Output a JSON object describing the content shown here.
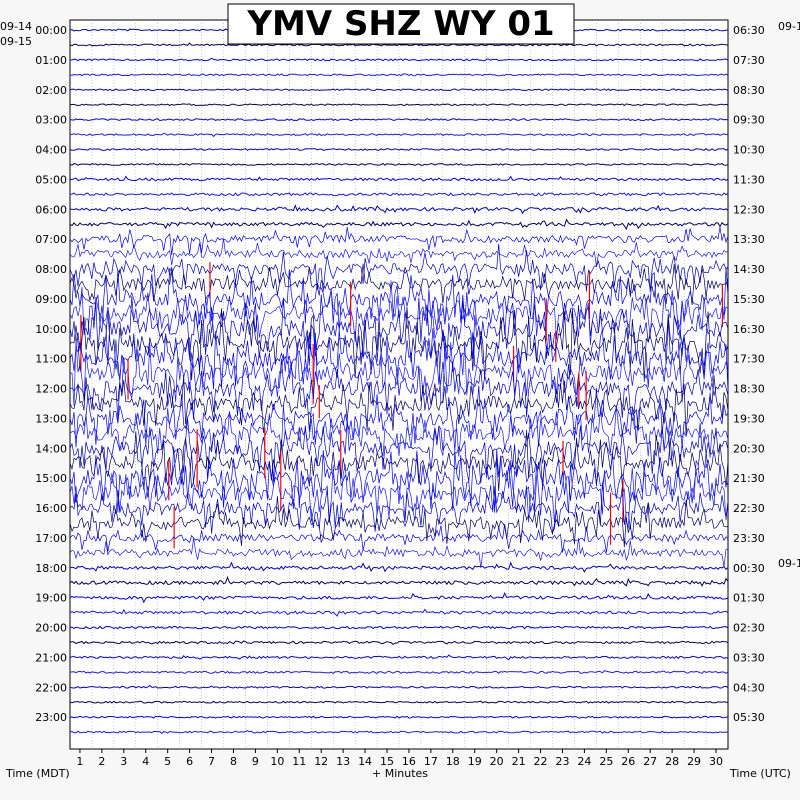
{
  "chart_data": {
    "type": "helicorder",
    "title": "YMV SHZ WY 01",
    "xlabel": "+ Minutes",
    "left_axis_title": "Time (MDT)",
    "right_axis_title": "Time (UTC)",
    "x_ticks": [
      "1",
      "2",
      "3",
      "4",
      "5",
      "6",
      "7",
      "8",
      "9",
      "10",
      "11",
      "12",
      "13",
      "14",
      "15",
      "16",
      "17",
      "18",
      "19",
      "20",
      "21",
      "22",
      "23",
      "24",
      "25",
      "26",
      "27",
      "28",
      "29",
      "30"
    ],
    "xlim": [
      0,
      30
    ],
    "left_date_labels": [
      "09-14",
      "09-15"
    ],
    "right_date_labels": [
      "09-1",
      "09-1"
    ],
    "left_time_labels": [
      "00:00",
      "01:00",
      "02:00",
      "03:00",
      "04:00",
      "05:00",
      "06:00",
      "07:00",
      "08:00",
      "09:00",
      "10:00",
      "11:00",
      "12:00",
      "13:00",
      "14:00",
      "15:00",
      "16:00",
      "17:00",
      "18:00",
      "19:00",
      "20:00",
      "21:00",
      "22:00",
      "23:00"
    ],
    "right_time_labels": [
      "06:30",
      "07:30",
      "08:30",
      "09:30",
      "10:30",
      "11:30",
      "12:30",
      "13:30",
      "14:30",
      "15:30",
      "16:30",
      "17:30",
      "18:30",
      "19:30",
      "20:30",
      "21:30",
      "22:30",
      "23:30",
      "00:30",
      "01:30",
      "02:30",
      "03:30",
      "04:30",
      "05:30"
    ],
    "trace_colors": [
      "#0000cc",
      "#000066",
      "#0000ff",
      "#1a1aff"
    ],
    "highlight_color": "#ff0000",
    "traces_per_hour": 2,
    "total_hours": 24,
    "activity_by_hour": [
      0.03,
      0.03,
      0.02,
      0.03,
      0.03,
      0.08,
      0.12,
      0.35,
      0.55,
      0.75,
      0.85,
      0.8,
      0.75,
      0.7,
      0.75,
      0.8,
      0.6,
      0.35,
      0.12,
      0.1,
      0.06,
      0.05,
      0.03,
      0.03
    ]
  }
}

☆ ☆ ☆ ☆

Return the entries unchanged, save for the pictures, which do not belong in the copy.

Output a JSON object describing the content shown here.
{
  "chart_data": {
    "type": "helicorder",
    "title": "YMV SHZ WY 01",
    "xlabel": "+ Minutes",
    "left_axis_title": "Time (MDT)",
    "right_axis_title": "Time (UTC)",
    "x_ticks": [
      "1",
      "2",
      "3",
      "4",
      "5",
      "6",
      "7",
      "8",
      "9",
      "10",
      "11",
      "12",
      "13",
      "14",
      "15",
      "16",
      "17",
      "18",
      "19",
      "20",
      "21",
      "22",
      "23",
      "24",
      "25",
      "26",
      "27",
      "28",
      "29",
      "30"
    ],
    "xlim": [
      0,
      30
    ],
    "left_date_labels": [
      "09-14",
      "09-15"
    ],
    "right_date_labels": [
      "09-1",
      "09-1"
    ],
    "left_time_labels": [
      "00:00",
      "01:00",
      "02:00",
      "03:00",
      "04:00",
      "05:00",
      "06:00",
      "07:00",
      "08:00",
      "09:00",
      "10:00",
      "11:00",
      "12:00",
      "13:00",
      "14:00",
      "15:00",
      "16:00",
      "17:00",
      "18:00",
      "19:00",
      "20:00",
      "21:00",
      "22:00",
      "23:00"
    ],
    "right_time_labels": [
      "06:30",
      "07:30",
      "08:30",
      "09:30",
      "10:30",
      "11:30",
      "12:30",
      "13:30",
      "14:30",
      "15:30",
      "16:30",
      "17:30",
      "18:30",
      "19:30",
      "20:30",
      "21:30",
      "22:30",
      "23:30",
      "00:30",
      "01:30",
      "02:30",
      "03:30",
      "04:30",
      "05:30"
    ],
    "trace_colors": [
      "#0000cc",
      "#000066",
      "#0000ff",
      "#1a1aff"
    ],
    "highlight_color": "#ff0000",
    "traces_per_hour": 2,
    "total_hours": 24,
    "activity_by_hour": [
      0.03,
      0.03,
      0.02,
      0.03,
      0.03,
      0.08,
      0.12,
      0.35,
      0.55,
      0.75,
      0.85,
      0.8,
      0.75,
      0.7,
      0.75,
      0.8,
      0.6,
      0.35,
      0.12,
      0.1,
      0.06,
      0.05,
      0.03,
      0.03
    ]
  }
}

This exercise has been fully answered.